Drop the pictures, then extract the listing word for word.

Data records:
________________

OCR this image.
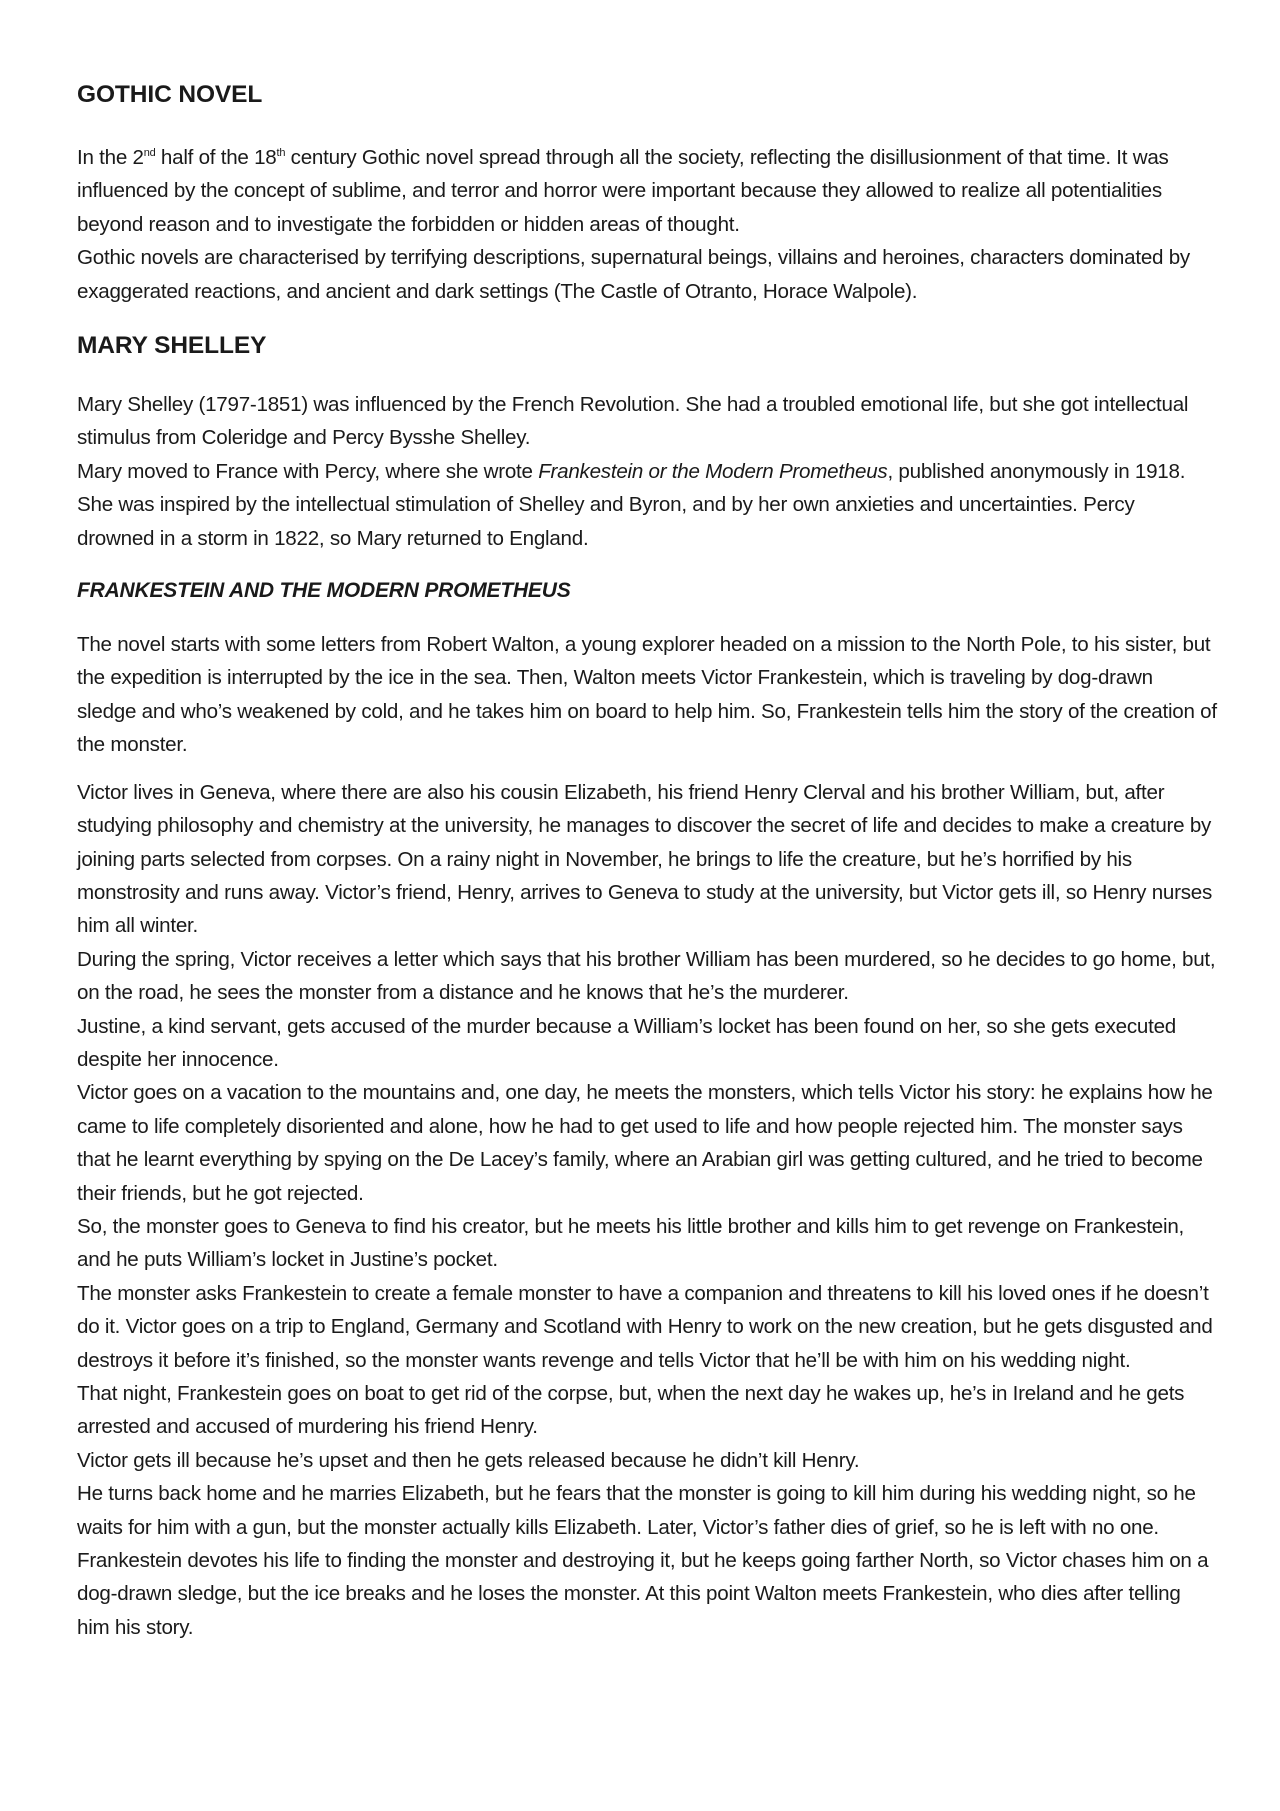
GOTHIC NOVEL

In the 2nd half of the 18th century Gothic novel spread through all the society, reflecting the disillusionment of that time. It was influenced by the concept of sublime, and terror and horror were important because they allowed to realize all potentialities beyond reason and to investigate the forbidden or hidden areas of thought.

Gothic novels are characterised by terrifying descriptions, supernatural beings, villains and heroines, characters dominated by exaggerated reactions, and ancient and dark settings (The Castle of Otranto, Horace Walpole).

MARY SHELLEY

Mary Shelley (1797-1851) was influenced by the French Revolution. She had a troubled emotional life, but she got intellectual stimulus from Coleridge and Percy Bysshe Shelley.

Mary moved to France with Percy, where she wrote Frankestein or the Modern Prometheus, published anonymously in 1918. She was inspired by the intellectual stimulation of Shelley and Byron, and by her own anxieties and uncertainties. Percy drowned in a storm in 1822, so Mary returned to England.

FRANKESTEIN AND THE MODERN PROMETHEUS

The novel starts with some letters from Robert Walton, a young explorer headed on a mission to the North Pole, to his sister, but the expedition is interrupted by the ice in the sea. Then, Walton meets Victor Frankestein, which is traveling by dog-drawn sledge and who’s weakened by cold, and he takes him on board to help him. So, Frankestein tells him the story of the creation of the monster.

Victor lives in Geneva, where there are also his cousin Elizabeth, his friend Henry Clerval and his brother William, but, after studying philosophy and chemistry at the university, he manages to discover the secret of life and decides to make a creature by joining parts selected from corpses. On a rainy night in November, he brings to life the creature, but he’s horrified by his monstrosity and runs away. Victor’s friend, Henry, arrives to Geneva to study at the university, but Victor gets ill, so Henry nurses him all winter.

During the spring, Victor receives a letter which says that his brother William has been murdered, so he decides to go home, but, on the road, he sees the monster from a distance and he knows that he’s the murderer.

Justine, a kind servant, gets accused of the murder because a William’s locket has been found on her, so she gets executed despite her innocence.

Victor goes on a vacation to the mountains and, one day, he meets the monsters, which tells Victor his story: he explains how he came to life completely disoriented and alone, how he had to get used to life and how people rejected him. The monster says that he learnt everything by spying on the De Lacey’s family, where an Arabian girl was getting cultured, and he tried to become their friends, but he got rejected.

So, the monster goes to Geneva to find his creator, but he meets his little brother and kills him to get revenge on Frankestein, and he puts William’s locket in Justine’s pocket.

The monster asks Frankestein to create a female monster to have a companion and threatens to kill his loved ones if he doesn’t do it. Victor goes on a trip to England, Germany and Scotland with Henry to work on the new creation, but he gets disgusted and destroys it before it’s finished, so the monster wants revenge and tells Victor that he’ll be with him on his wedding night.

That night, Frankestein goes on boat to get rid of the corpse, but, when the next day he wakes up, he’s in Ireland and he gets arrested and accused of murdering his friend Henry.

Victor gets ill because he’s upset and then he gets released because he didn’t kill Henry.

He turns back home and he marries Elizabeth, but he fears that the monster is going to kill him during his wedding night, so he waits for him with a gun, but the monster actually kills Elizabeth. Later, Victor’s father dies of grief, so he is left with no one.

Frankestein devotes his life to finding the monster and destroying it, but he keeps going farther North, so Victor chases him on a dog-drawn sledge, but the ice breaks and he loses the monster. At this point Walton meets Frankestein, who dies after telling him his story.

________________

Worked answer:
OCR this image.
GOTHIC NOVEL

In the 2nd half of the 18th century Gothic novel spread through all the society, reflecting the disillusionment of that time. It was influenced by the concept of sublime, and terror and horror were important because they allowed to realize all potentialities beyond reason and to investigate the forbidden or hidden areas of thought.

Gothic novels are characterised by terrifying descriptions, supernatural beings, villains and heroines, characters dominated by exaggerated reactions, and ancient and dark settings (The Castle of Otranto, Horace Walpole).

MARY SHELLEY

Mary Shelley (1797-1851) was influenced by the French Revolution. She had a troubled emotional life, but she got intellectual stimulus from Coleridge and Percy Bysshe Shelley.

Mary moved to France with Percy, where she wrote Frankestein or the Modern Prometheus, published anonymously in 1918. She was inspired by the intellectual stimulation of Shelley and Byron, and by her own anxieties and uncertainties. Percy drowned in a storm in 1822, so Mary returned to England.

FRANKESTEIN AND THE MODERN PROMETHEUS

The novel starts with some letters from Robert Walton, a young explorer headed on a mission to the North Pole, to his sister, but the expedition is interrupted by the ice in the sea. Then, Walton meets Victor Frankestein, which is traveling by dog-drawn sledge and who’s weakened by cold, and he takes him on board to help him. So, Frankestein tells him the story of the creation of the monster.

Victor lives in Geneva, where there are also his cousin Elizabeth, his friend Henry Clerval and his brother William, but, after studying philosophy and chemistry at the university, he manages to discover the secret of life and decides to make a creature by joining parts selected from corpses. On a rainy night in November, he brings to life the creature, but he’s horrified by his monstrosity and runs away. Victor’s friend, Henry, arrives to Geneva to study at the university, but Victor gets ill, so Henry nurses him all winter.

During the spring, Victor receives a letter which says that his brother William has been murdered, so he decides to go home, but, on the road, he sees the monster from a distance and he knows that he’s the murderer.

Justine, a kind servant, gets accused of the murder because a William’s locket has been found on her, so she gets executed despite her innocence.

Victor goes on a vacation to the mountains and, one day, he meets the monsters, which tells Victor his story: he explains how he came to life completely disoriented and alone, how he had to get used to life and how people rejected him. The monster says that he learnt everything by spying on the De Lacey’s family, where an Arabian girl was getting cultured, and he tried to become their friends, but he got rejected.

So, the monster goes to Geneva to find his creator, but he meets his little brother and kills him to get revenge on Frankestein, and he puts William’s locket in Justine’s pocket.

The monster asks Frankestein to create a female monster to have a companion and threatens to kill his loved ones if he doesn’t do it. Victor goes on a trip to England, Germany and Scotland with Henry to work on the new creation, but he gets disgusted and destroys it before it’s finished, so the monster wants revenge and tells Victor that he’ll be with him on his wedding night.

That night, Frankestein goes on boat to get rid of the corpse, but, when the next day he wakes up, he’s in Ireland and he gets arrested and accused of murdering his friend Henry.

Victor gets ill because he’s upset and then he gets released because he didn’t kill Henry.

He turns back home and he marries Elizabeth, but he fears that the monster is going to kill him during his wedding night, so he waits for him with a gun, but the monster actually kills Elizabeth. Later, Victor’s father dies of grief, so he is left with no one.

Frankestein devotes his life to finding the monster and destroying it, but he keeps going farther North, so Victor chases him on a dog-drawn sledge, but the ice breaks and he loses the monster. At this point Walton meets Frankestein, who dies after telling him his story.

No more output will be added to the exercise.